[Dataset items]
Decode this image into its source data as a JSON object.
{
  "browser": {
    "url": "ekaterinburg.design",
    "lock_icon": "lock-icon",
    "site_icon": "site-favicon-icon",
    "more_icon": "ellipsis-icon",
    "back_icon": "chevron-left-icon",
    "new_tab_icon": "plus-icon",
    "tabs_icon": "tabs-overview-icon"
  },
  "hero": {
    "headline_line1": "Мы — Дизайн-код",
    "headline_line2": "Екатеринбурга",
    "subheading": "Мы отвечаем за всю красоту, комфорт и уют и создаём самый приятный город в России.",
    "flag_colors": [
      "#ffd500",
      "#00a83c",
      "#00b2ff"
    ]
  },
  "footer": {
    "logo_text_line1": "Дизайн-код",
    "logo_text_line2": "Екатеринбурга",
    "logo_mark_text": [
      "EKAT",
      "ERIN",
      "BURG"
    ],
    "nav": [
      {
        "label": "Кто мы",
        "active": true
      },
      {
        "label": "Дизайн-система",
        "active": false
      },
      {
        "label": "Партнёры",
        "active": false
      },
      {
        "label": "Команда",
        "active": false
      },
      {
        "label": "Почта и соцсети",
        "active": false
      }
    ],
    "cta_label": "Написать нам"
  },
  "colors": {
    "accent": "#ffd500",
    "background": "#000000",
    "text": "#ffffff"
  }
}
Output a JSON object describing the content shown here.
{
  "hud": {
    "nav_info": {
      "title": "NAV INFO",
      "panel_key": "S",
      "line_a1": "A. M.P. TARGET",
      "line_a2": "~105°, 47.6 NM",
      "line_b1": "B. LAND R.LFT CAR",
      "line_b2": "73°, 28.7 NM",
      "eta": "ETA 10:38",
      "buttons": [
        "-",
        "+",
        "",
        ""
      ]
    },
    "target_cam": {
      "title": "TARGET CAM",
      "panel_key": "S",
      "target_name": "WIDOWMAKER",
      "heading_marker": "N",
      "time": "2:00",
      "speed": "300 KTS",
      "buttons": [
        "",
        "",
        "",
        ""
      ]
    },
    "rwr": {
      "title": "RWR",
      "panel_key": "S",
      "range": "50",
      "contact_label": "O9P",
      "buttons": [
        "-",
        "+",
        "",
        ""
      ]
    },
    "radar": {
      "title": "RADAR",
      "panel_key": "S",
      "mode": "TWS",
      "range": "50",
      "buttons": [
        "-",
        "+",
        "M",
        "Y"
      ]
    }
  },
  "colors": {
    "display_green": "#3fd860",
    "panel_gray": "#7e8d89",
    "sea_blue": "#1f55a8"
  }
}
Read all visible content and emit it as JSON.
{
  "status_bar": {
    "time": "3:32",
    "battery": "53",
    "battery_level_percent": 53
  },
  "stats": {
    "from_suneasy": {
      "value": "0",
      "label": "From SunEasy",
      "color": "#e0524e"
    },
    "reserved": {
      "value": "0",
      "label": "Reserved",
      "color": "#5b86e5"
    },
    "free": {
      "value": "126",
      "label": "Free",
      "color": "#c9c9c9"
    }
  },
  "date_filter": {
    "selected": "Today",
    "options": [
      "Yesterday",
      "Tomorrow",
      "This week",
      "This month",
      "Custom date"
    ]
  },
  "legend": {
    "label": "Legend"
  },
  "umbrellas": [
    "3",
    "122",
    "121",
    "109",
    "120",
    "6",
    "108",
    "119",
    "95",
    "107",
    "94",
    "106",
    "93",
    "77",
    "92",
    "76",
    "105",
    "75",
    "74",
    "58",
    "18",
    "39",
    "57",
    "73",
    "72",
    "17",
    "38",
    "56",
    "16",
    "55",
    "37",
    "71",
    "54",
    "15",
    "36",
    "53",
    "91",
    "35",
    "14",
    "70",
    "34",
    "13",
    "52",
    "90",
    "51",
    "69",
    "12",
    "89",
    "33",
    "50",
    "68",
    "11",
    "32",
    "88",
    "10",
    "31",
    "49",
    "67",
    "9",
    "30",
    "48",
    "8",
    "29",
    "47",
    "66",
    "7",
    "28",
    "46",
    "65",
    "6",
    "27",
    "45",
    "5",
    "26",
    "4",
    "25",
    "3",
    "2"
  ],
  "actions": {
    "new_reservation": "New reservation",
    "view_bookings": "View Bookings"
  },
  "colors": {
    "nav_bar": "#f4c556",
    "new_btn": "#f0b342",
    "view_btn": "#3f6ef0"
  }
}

# Your task:
Each line above must be reproduced exactly as it stands.

# Finished exercise:
Decode this image into its source data as a JSON object.
{
  "browser": {
    "url": "ekaterinburg.design",
    "lock_icon": "lock-icon",
    "site_icon": "site-favicon-icon",
    "more_icon": "ellipsis-icon",
    "back_icon": "chevron-left-icon",
    "new_tab_icon": "plus-icon",
    "tabs_icon": "tabs-overview-icon"
  },
  "hero": {
    "headline_line1": "Мы — Дизайн-код",
    "headline_line2": "Екатеринбурга",
    "subheading": "Мы отвечаем за всю красоту, комфорт и уют и создаём самый приятный город в России.",
    "flag_colors": [
      "#ffd500",
      "#00a83c",
      "#00b2ff"
    ]
  },
  "footer": {
    "logo_text_line1": "Дизайн-код",
    "logo_text_line2": "Екатеринбурга",
    "logo_mark_text": [
      "EKAT",
      "ERIN",
      "BURG"
    ],
    "nav": [
      {
        "label": "Кто мы",
        "active": true
      },
      {
        "label": "Дизайн-система",
        "active": false
      },
      {
        "label": "Партнёры",
        "active": false
      },
      {
        "label": "Команда",
        "active": false
      },
      {
        "label": "Почта и соцсети",
        "active": false
      }
    ],
    "cta_label": "Написать нам"
  },
  "colors": {
    "accent": "#ffd500",
    "background": "#000000",
    "text": "#ffffff"
  }
}
Output a JSON object describing the content shown here.
{
  "hud": {
    "nav_info": {
      "title": "NAV INFO",
      "panel_key": "S",
      "line_a1": "A. M.P. TARGET",
      "line_a2": "~105°, 47.6 NM",
      "line_b1": "B. LAND R.LFT CAR",
      "line_b2": "73°, 28.7 NM",
      "eta": "ETA 10:38",
      "buttons": [
        "-",
        "+",
        "",
        ""
      ]
    },
    "target_cam": {
      "title": "TARGET CAM",
      "panel_key": "S",
      "target_name": "WIDOWMAKER",
      "heading_marker": "N",
      "time": "2:00",
      "speed": "300 KTS",
      "buttons": [
        "",
        "",
        "",
        ""
      ]
    },
    "rwr": {
      "title": "RWR",
      "panel_key": "S",
      "range": "50",
      "contact_label": "O9P",
      "buttons": [
        "-",
        "+",
        "",
        ""
      ]
    },
    "radar": {
      "title": "RADAR",
      "panel_key": "S",
      "mode": "TWS",
      "range": "50",
      "buttons": [
        "-",
        "+",
        "M",
        "Y"
      ]
    }
  },
  "colors": {
    "display_green": "#3fd860",
    "panel_gray": "#7e8d89",
    "sea_blue": "#1f55a8"
  }
}
Read all visible content and emit it as JSON.
{
  "status_bar": {
    "time": "3:32",
    "battery": "53",
    "battery_level_percent": 53
  },
  "stats": {
    "from_suneasy": {
      "value": "0",
      "label": "From SunEasy",
      "color": "#e0524e"
    },
    "reserved": {
      "value": "0",
      "label": "Reserved",
      "color": "#5b86e5"
    },
    "free": {
      "value": "126",
      "label": "Free",
      "color": "#c9c9c9"
    }
  },
  "date_filter": {
    "selected": "Today",
    "options": [
      "Yesterday",
      "Tomorrow",
      "This week",
      "This month",
      "Custom date"
    ]
  },
  "legend": {
    "label": "Legend"
  },
  "umbrellas": [
    "3",
    "122",
    "121",
    "109",
    "120",
    "6",
    "108",
    "119",
    "95",
    "107",
    "94",
    "106",
    "93",
    "77",
    "92",
    "76",
    "105",
    "75",
    "74",
    "58",
    "18",
    "39",
    "57",
    "73",
    "72",
    "17",
    "38",
    "56",
    "16",
    "55",
    "37",
    "71",
    "54",
    "15",
    "36",
    "53",
    "91",
    "35",
    "14",
    "70",
    "34",
    "13",
    "52",
    "90",
    "51",
    "69",
    "12",
    "89",
    "33",
    "50",
    "68",
    "11",
    "32",
    "88",
    "10",
    "31",
    "49",
    "67",
    "9",
    "30",
    "48",
    "8",
    "29",
    "47",
    "66",
    "7",
    "28",
    "46",
    "65",
    "6",
    "27",
    "45",
    "5",
    "26",
    "4",
    "25",
    "3",
    "2"
  ],
  "actions": {
    "new_reservation": "New reservation",
    "view_bookings": "View Bookings"
  },
  "colors": {
    "nav_bar": "#f4c556",
    "new_btn": "#f0b342",
    "view_btn": "#3f6ef0"
  }
}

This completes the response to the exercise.